◆ **Task instructions**:
Copy out the entries in full and with complete accuracy; pictures are excluded.

begin Material for this exercise

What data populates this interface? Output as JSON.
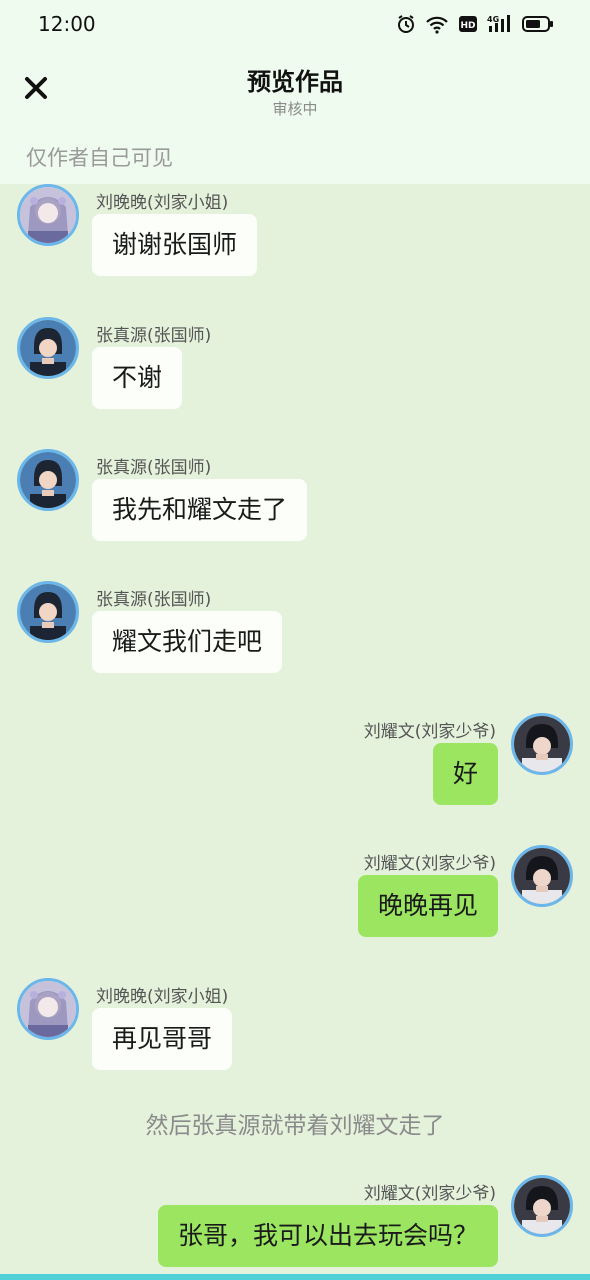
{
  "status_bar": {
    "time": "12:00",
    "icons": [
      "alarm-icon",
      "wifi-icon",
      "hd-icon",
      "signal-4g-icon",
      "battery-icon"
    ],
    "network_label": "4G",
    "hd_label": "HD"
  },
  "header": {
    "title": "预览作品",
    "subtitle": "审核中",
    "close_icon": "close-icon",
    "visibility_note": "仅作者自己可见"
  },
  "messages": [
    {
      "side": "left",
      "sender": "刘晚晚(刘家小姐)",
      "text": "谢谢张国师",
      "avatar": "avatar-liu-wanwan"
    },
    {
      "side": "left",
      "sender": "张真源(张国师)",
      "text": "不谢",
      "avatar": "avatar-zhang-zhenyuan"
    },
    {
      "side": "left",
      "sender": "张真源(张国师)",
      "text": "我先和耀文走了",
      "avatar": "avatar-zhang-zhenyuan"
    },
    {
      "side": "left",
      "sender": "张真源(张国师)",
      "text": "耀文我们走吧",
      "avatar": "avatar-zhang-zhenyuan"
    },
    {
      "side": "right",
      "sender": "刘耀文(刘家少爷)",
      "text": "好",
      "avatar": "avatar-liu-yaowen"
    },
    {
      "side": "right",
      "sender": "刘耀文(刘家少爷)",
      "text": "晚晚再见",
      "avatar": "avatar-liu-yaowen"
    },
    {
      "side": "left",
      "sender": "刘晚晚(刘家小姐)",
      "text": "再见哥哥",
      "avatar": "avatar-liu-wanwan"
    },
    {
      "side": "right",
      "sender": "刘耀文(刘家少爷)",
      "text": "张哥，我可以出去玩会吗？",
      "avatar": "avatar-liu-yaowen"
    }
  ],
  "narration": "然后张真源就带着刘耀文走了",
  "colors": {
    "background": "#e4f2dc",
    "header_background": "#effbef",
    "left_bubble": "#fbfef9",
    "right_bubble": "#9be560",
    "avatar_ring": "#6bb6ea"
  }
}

end Material for this exercise

◆ **The output**:
What data populates this interface? Output as JSON.
{
  "status_bar": {
    "time": "12:00",
    "icons": [
      "alarm-icon",
      "wifi-icon",
      "hd-icon",
      "signal-4g-icon",
      "battery-icon"
    ],
    "network_label": "4G",
    "hd_label": "HD"
  },
  "header": {
    "title": "预览作品",
    "subtitle": "审核中",
    "close_icon": "close-icon",
    "visibility_note": "仅作者自己可见"
  },
  "messages": [
    {
      "side": "left",
      "sender": "刘晚晚(刘家小姐)",
      "text": "谢谢张国师",
      "avatar": "avatar-liu-wanwan"
    },
    {
      "side": "left",
      "sender": "张真源(张国师)",
      "text": "不谢",
      "avatar": "avatar-zhang-zhenyuan"
    },
    {
      "side": "left",
      "sender": "张真源(张国师)",
      "text": "我先和耀文走了",
      "avatar": "avatar-zhang-zhenyuan"
    },
    {
      "side": "left",
      "sender": "张真源(张国师)",
      "text": "耀文我们走吧",
      "avatar": "avatar-zhang-zhenyuan"
    },
    {
      "side": "right",
      "sender": "刘耀文(刘家少爷)",
      "text": "好",
      "avatar": "avatar-liu-yaowen"
    },
    {
      "side": "right",
      "sender": "刘耀文(刘家少爷)",
      "text": "晚晚再见",
      "avatar": "avatar-liu-yaowen"
    },
    {
      "side": "left",
      "sender": "刘晚晚(刘家小姐)",
      "text": "再见哥哥",
      "avatar": "avatar-liu-wanwan"
    },
    {
      "side": "right",
      "sender": "刘耀文(刘家少爷)",
      "text": "张哥，我可以出去玩会吗？",
      "avatar": "avatar-liu-yaowen"
    }
  ],
  "narration": "然后张真源就带着刘耀文走了",
  "colors": {
    "background": "#e4f2dc",
    "header_background": "#effbef",
    "left_bubble": "#fbfef9",
    "right_bubble": "#9be560",
    "avatar_ring": "#6bb6ea"
  }
}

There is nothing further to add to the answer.